Excerpt from a dataset:
◇ ◇ ◇
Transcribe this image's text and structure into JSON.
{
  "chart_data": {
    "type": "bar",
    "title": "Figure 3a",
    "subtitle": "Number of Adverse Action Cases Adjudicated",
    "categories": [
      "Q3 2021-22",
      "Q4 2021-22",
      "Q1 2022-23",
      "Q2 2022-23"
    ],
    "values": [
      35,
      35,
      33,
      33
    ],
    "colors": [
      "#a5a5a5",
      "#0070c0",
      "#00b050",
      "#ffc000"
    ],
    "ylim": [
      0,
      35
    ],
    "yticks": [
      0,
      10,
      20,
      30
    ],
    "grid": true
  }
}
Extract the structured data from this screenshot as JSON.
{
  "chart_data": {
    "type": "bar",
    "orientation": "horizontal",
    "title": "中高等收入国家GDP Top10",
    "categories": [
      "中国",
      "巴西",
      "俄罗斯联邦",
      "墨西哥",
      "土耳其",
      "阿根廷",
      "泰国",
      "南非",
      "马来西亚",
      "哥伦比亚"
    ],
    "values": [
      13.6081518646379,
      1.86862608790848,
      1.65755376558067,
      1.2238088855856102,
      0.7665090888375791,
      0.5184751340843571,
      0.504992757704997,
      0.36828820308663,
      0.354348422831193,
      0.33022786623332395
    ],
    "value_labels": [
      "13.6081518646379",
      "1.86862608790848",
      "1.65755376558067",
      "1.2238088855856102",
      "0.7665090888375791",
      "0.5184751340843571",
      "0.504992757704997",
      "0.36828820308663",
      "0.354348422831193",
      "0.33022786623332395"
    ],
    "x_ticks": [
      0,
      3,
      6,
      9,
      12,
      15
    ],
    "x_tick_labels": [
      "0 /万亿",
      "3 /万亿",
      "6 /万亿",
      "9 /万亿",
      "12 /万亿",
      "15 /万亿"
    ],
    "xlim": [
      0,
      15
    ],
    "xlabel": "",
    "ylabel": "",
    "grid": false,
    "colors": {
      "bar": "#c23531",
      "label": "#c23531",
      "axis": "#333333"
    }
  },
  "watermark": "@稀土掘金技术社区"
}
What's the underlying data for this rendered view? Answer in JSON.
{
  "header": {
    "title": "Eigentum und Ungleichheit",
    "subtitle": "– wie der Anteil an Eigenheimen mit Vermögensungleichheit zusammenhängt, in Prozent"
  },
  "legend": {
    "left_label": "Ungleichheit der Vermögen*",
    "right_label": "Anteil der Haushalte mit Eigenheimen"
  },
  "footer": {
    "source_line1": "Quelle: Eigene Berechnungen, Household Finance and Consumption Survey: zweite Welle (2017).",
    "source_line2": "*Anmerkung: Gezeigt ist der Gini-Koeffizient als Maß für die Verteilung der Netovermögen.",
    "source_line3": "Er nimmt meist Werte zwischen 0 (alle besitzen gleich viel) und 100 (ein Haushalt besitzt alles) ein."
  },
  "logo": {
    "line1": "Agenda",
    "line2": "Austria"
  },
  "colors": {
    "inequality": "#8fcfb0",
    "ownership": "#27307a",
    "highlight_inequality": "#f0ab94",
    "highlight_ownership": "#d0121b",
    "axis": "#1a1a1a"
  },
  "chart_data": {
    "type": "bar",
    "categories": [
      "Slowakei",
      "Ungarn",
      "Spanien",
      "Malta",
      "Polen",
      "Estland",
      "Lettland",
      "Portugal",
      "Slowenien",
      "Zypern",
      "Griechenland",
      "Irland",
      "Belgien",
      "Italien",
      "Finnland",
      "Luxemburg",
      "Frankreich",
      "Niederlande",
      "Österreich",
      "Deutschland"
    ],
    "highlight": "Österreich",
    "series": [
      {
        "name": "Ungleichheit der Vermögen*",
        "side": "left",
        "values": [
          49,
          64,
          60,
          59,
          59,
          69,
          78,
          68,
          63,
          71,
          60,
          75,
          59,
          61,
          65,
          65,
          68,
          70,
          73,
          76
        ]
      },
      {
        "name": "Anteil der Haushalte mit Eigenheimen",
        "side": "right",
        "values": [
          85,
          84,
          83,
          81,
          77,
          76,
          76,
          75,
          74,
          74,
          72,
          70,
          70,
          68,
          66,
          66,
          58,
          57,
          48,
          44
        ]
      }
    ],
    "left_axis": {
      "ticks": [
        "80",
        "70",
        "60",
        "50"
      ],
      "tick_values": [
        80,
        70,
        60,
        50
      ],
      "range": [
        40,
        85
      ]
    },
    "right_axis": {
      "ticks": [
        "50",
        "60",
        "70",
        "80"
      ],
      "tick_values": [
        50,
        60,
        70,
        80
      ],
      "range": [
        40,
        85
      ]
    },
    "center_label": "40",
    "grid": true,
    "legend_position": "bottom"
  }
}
◇ ◇ ◇
Extract every line above exactly as it stands.

• _REPLY TO THE TASK_
Transcribe this image's text and structure into JSON.
{
  "chart_data": {
    "type": "bar",
    "title": "Figure 3a",
    "subtitle": "Number of Adverse Action Cases Adjudicated",
    "categories": [
      "Q3 2021-22",
      "Q4 2021-22",
      "Q1 2022-23",
      "Q2 2022-23"
    ],
    "values": [
      35,
      35,
      33,
      33
    ],
    "colors": [
      "#a5a5a5",
      "#0070c0",
      "#00b050",
      "#ffc000"
    ],
    "ylim": [
      0,
      35
    ],
    "yticks": [
      0,
      10,
      20,
      30
    ],
    "grid": true
  }
}
Extract the structured data from this screenshot as JSON.
{
  "chart_data": {
    "type": "bar",
    "orientation": "horizontal",
    "title": "中高等收入国家GDP Top10",
    "categories": [
      "中国",
      "巴西",
      "俄罗斯联邦",
      "墨西哥",
      "土耳其",
      "阿根廷",
      "泰国",
      "南非",
      "马来西亚",
      "哥伦比亚"
    ],
    "values": [
      13.6081518646379,
      1.86862608790848,
      1.65755376558067,
      1.2238088855856102,
      0.7665090888375791,
      0.5184751340843571,
      0.504992757704997,
      0.36828820308663,
      0.354348422831193,
      0.33022786623332395
    ],
    "value_labels": [
      "13.6081518646379",
      "1.86862608790848",
      "1.65755376558067",
      "1.2238088855856102",
      "0.7665090888375791",
      "0.5184751340843571",
      "0.504992757704997",
      "0.36828820308663",
      "0.354348422831193",
      "0.33022786623332395"
    ],
    "x_ticks": [
      0,
      3,
      6,
      9,
      12,
      15
    ],
    "x_tick_labels": [
      "0 /万亿",
      "3 /万亿",
      "6 /万亿",
      "9 /万亿",
      "12 /万亿",
      "15 /万亿"
    ],
    "xlim": [
      0,
      15
    ],
    "xlabel": "",
    "ylabel": "",
    "grid": false,
    "colors": {
      "bar": "#c23531",
      "label": "#c23531",
      "axis": "#333333"
    }
  },
  "watermark": "@稀土掘金技术社区"
}
What's the underlying data for this rendered view? Answer in JSON.
{
  "header": {
    "title": "Eigentum und Ungleichheit",
    "subtitle": "– wie der Anteil an Eigenheimen mit Vermögensungleichheit zusammenhängt, in Prozent"
  },
  "legend": {
    "left_label": "Ungleichheit der Vermögen*",
    "right_label": "Anteil der Haushalte mit Eigenheimen"
  },
  "footer": {
    "source_line1": "Quelle: Eigene Berechnungen, Household Finance and Consumption Survey: zweite Welle (2017).",
    "source_line2": "*Anmerkung: Gezeigt ist der Gini-Koeffizient als Maß für die Verteilung der Netovermögen.",
    "source_line3": "Er nimmt meist Werte zwischen 0 (alle besitzen gleich viel) und 100 (ein Haushalt besitzt alles) ein."
  },
  "logo": {
    "line1": "Agenda",
    "line2": "Austria"
  },
  "colors": {
    "inequality": "#8fcfb0",
    "ownership": "#27307a",
    "highlight_inequality": "#f0ab94",
    "highlight_ownership": "#d0121b",
    "axis": "#1a1a1a"
  },
  "chart_data": {
    "type": "bar",
    "categories": [
      "Slowakei",
      "Ungarn",
      "Spanien",
      "Malta",
      "Polen",
      "Estland",
      "Lettland",
      "Portugal",
      "Slowenien",
      "Zypern",
      "Griechenland",
      "Irland",
      "Belgien",
      "Italien",
      "Finnland",
      "Luxemburg",
      "Frankreich",
      "Niederlande",
      "Österreich",
      "Deutschland"
    ],
    "highlight": "Österreich",
    "series": [
      {
        "name": "Ungleichheit der Vermögen*",
        "side": "left",
        "values": [
          49,
          64,
          60,
          59,
          59,
          69,
          78,
          68,
          63,
          71,
          60,
          75,
          59,
          61,
          65,
          65,
          68,
          70,
          73,
          76
        ]
      },
      {
        "name": "Anteil der Haushalte mit Eigenheimen",
        "side": "right",
        "values": [
          85,
          84,
          83,
          81,
          77,
          76,
          76,
          75,
          74,
          74,
          72,
          70,
          70,
          68,
          66,
          66,
          58,
          57,
          48,
          44
        ]
      }
    ],
    "left_axis": {
      "ticks": [
        "80",
        "70",
        "60",
        "50"
      ],
      "tick_values": [
        80,
        70,
        60,
        50
      ],
      "range": [
        40,
        85
      ]
    },
    "right_axis": {
      "ticks": [
        "50",
        "60",
        "70",
        "80"
      ],
      "tick_values": [
        50,
        60,
        70,
        80
      ],
      "range": [
        40,
        85
      ]
    },
    "center_label": "40",
    "grid": true,
    "legend_position": "bottom"
  }
}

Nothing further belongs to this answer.